## TASK MATERIAL

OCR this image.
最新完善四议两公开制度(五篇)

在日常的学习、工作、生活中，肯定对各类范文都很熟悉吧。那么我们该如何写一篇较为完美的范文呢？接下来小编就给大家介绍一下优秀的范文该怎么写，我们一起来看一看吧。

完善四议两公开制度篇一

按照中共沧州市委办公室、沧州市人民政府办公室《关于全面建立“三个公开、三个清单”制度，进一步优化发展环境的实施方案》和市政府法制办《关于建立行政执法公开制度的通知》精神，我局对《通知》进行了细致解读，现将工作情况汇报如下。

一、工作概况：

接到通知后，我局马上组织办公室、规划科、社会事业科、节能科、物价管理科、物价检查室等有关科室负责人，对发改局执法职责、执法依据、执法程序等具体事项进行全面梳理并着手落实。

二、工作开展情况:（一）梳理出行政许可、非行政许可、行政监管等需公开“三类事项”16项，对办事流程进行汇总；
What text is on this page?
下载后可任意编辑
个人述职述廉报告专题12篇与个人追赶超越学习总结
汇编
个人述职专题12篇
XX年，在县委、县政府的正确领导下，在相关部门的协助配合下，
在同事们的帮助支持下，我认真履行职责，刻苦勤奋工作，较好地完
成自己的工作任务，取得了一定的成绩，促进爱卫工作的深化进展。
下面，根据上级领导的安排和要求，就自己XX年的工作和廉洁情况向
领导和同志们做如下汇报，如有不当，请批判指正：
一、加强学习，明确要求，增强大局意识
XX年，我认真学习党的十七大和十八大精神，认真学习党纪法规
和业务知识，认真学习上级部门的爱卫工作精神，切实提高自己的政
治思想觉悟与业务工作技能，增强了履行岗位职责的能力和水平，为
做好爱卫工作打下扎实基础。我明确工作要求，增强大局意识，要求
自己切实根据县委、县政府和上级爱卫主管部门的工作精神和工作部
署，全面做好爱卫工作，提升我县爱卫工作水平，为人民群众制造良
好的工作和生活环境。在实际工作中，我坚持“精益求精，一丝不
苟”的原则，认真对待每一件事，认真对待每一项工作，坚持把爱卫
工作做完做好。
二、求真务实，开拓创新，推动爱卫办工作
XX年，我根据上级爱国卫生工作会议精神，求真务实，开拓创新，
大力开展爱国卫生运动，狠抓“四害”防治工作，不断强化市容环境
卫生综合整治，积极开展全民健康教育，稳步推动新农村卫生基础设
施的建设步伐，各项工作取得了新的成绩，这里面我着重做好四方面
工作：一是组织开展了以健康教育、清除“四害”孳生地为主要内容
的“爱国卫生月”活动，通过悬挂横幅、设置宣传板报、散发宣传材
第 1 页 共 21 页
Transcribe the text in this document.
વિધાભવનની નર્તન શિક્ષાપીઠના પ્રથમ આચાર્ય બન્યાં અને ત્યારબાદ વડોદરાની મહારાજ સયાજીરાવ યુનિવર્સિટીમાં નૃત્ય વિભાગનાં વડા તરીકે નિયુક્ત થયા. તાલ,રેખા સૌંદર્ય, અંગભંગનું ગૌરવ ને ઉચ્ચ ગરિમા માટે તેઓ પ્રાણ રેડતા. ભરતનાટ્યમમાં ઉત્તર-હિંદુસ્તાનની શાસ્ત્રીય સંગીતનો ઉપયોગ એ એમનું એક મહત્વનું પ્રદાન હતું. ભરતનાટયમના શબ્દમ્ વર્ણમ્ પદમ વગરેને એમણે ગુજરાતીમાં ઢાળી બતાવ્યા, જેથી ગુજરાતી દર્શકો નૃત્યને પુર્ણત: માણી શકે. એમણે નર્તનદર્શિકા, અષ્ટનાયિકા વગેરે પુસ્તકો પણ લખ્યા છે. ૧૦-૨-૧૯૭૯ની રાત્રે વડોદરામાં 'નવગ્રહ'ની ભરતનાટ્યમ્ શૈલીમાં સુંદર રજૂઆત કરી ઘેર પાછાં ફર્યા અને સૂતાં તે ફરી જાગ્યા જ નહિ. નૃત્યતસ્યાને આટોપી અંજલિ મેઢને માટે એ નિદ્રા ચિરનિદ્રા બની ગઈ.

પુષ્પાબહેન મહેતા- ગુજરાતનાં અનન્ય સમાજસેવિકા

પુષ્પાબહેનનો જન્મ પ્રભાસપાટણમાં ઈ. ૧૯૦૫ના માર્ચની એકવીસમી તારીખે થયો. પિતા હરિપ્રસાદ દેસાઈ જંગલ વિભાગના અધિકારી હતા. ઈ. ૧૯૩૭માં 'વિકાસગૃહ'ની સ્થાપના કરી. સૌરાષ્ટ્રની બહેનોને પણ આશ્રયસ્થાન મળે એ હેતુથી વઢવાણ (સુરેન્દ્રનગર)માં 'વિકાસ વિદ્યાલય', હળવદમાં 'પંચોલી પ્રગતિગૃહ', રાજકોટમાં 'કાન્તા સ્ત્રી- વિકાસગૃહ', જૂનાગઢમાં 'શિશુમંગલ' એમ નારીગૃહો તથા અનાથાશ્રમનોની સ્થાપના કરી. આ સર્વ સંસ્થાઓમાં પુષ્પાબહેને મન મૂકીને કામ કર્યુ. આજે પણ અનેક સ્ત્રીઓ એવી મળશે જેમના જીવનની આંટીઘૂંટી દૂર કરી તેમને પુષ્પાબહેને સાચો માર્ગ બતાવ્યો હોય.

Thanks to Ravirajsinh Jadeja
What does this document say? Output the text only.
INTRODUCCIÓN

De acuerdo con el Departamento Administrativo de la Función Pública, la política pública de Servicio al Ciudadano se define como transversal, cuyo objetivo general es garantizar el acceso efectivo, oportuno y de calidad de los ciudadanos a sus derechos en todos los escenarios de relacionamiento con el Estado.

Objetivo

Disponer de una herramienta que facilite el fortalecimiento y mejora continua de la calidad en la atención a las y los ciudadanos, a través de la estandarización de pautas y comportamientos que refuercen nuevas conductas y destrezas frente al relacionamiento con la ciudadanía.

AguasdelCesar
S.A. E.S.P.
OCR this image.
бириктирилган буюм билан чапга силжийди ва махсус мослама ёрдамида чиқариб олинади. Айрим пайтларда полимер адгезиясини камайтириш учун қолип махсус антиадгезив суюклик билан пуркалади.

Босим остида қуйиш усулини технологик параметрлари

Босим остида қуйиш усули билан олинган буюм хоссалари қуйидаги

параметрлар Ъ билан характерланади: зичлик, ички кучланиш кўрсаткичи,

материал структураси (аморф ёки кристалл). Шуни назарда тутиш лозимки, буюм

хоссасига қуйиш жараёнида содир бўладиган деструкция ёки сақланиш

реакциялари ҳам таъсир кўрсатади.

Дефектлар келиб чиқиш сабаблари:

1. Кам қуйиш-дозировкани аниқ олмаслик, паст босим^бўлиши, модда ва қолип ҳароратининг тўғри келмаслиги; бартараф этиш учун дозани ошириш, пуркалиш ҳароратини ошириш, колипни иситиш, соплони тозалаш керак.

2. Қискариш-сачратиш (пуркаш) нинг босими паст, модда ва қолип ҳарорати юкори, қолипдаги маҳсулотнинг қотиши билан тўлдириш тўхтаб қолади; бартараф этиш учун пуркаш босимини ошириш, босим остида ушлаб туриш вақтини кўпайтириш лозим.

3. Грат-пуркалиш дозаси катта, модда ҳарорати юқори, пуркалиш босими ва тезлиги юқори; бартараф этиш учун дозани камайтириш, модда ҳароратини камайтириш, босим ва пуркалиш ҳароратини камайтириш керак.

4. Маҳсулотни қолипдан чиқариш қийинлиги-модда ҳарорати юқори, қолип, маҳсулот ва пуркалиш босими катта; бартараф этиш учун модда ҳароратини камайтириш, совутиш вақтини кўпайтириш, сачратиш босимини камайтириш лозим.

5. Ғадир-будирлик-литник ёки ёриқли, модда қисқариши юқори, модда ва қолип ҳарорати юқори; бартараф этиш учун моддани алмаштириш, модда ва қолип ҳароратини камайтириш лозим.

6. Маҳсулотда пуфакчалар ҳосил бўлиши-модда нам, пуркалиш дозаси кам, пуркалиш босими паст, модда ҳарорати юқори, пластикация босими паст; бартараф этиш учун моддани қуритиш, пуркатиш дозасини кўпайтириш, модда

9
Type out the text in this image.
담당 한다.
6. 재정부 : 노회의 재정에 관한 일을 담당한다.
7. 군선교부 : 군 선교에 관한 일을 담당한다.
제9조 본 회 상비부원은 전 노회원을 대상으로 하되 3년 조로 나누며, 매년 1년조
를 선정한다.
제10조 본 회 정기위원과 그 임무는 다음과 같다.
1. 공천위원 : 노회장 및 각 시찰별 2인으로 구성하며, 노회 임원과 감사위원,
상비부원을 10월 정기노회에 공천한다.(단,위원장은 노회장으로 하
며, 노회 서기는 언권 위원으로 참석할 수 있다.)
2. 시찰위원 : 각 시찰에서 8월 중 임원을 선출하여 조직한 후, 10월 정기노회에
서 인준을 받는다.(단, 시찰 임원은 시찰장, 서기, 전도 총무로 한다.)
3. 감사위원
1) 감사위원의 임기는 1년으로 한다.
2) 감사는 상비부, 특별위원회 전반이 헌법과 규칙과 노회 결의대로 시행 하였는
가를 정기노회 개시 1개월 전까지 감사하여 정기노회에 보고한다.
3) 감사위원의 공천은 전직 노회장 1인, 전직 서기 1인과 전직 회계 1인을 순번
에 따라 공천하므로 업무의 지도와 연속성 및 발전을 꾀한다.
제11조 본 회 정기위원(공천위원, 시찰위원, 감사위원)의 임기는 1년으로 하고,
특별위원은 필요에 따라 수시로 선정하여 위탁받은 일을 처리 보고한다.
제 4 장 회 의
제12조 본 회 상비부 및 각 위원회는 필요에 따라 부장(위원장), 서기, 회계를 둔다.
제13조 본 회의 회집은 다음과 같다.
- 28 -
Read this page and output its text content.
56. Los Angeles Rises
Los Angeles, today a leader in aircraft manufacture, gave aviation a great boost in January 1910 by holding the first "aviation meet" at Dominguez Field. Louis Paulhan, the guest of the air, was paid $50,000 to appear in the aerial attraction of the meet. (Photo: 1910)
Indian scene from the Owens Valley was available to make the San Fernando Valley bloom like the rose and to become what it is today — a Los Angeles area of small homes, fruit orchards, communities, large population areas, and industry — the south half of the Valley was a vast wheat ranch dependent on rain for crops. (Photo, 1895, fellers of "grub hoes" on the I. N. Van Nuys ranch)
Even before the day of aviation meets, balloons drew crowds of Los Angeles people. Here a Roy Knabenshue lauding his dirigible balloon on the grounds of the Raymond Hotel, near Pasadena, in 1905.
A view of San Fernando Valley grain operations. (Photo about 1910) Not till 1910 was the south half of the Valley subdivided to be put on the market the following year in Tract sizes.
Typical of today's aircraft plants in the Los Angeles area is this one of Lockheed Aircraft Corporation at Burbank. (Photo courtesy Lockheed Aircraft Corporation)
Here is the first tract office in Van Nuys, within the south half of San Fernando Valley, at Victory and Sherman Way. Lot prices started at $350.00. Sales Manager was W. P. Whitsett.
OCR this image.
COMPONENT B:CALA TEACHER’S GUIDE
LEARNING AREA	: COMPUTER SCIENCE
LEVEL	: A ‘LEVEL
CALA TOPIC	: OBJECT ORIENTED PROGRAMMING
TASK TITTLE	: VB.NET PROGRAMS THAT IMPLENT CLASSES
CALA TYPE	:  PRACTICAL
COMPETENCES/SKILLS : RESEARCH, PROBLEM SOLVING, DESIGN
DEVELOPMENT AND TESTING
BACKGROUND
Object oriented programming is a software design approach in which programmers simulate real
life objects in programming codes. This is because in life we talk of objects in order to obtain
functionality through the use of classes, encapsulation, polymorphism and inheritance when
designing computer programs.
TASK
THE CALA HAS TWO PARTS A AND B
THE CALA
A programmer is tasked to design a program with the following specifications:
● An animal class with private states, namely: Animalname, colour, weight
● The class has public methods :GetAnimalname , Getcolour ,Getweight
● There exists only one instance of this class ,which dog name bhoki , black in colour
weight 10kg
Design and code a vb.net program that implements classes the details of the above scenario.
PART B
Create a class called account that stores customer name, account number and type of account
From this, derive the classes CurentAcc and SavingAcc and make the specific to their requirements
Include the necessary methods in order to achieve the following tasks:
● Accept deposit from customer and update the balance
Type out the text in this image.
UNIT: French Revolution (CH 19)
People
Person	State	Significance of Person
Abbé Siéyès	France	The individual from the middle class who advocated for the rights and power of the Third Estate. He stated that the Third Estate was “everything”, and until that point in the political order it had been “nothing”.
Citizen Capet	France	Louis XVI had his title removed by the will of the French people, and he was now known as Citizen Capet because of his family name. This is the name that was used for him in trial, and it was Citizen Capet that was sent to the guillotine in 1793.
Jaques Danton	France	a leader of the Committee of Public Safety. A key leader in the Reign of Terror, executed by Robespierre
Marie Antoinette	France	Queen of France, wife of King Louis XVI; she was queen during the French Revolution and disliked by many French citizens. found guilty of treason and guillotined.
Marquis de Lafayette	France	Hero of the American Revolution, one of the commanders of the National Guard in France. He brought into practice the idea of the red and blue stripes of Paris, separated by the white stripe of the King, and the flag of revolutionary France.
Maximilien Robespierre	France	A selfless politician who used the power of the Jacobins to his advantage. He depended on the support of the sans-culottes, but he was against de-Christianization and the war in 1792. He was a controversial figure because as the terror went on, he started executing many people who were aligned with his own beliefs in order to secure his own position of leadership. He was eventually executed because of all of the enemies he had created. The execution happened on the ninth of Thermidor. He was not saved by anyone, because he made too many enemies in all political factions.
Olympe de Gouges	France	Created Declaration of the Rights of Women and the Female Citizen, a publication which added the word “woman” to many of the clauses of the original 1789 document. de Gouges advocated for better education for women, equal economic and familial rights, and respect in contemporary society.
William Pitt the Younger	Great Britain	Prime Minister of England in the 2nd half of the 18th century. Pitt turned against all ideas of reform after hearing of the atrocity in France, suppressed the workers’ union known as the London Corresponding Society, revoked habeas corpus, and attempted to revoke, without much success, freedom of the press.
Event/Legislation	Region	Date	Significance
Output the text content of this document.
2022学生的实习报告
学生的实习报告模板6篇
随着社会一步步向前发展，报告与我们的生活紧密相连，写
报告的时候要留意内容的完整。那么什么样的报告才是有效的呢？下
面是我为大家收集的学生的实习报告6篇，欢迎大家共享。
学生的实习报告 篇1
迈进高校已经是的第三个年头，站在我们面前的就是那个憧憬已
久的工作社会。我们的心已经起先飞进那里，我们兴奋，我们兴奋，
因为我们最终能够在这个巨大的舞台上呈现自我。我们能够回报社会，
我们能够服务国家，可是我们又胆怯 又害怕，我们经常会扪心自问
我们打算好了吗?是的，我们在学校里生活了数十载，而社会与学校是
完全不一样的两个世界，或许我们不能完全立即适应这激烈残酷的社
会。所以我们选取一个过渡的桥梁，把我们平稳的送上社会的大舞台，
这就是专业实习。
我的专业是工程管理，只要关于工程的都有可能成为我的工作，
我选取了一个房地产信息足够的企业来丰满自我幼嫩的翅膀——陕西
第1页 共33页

## THE PROBLEM
Read through the entries and copy each line in which "advocated" appears.

## EXPECTED ANSWER
Abbé Siéyès	France	The individual from the middle class who advocated for the rights and power of the Third Estate. He stated that the Third Estate was “everything”, and until that point in the political order it had been “nothing”.
Olympe de Gouges	France	Created Declaration of the Rights of Women and the Female Citizen, a publication which added the word “woman” to many of the clauses of the original 1789 document. de Gouges advocated for better education for women, equal economic and familial rights, and respect in contemporary society.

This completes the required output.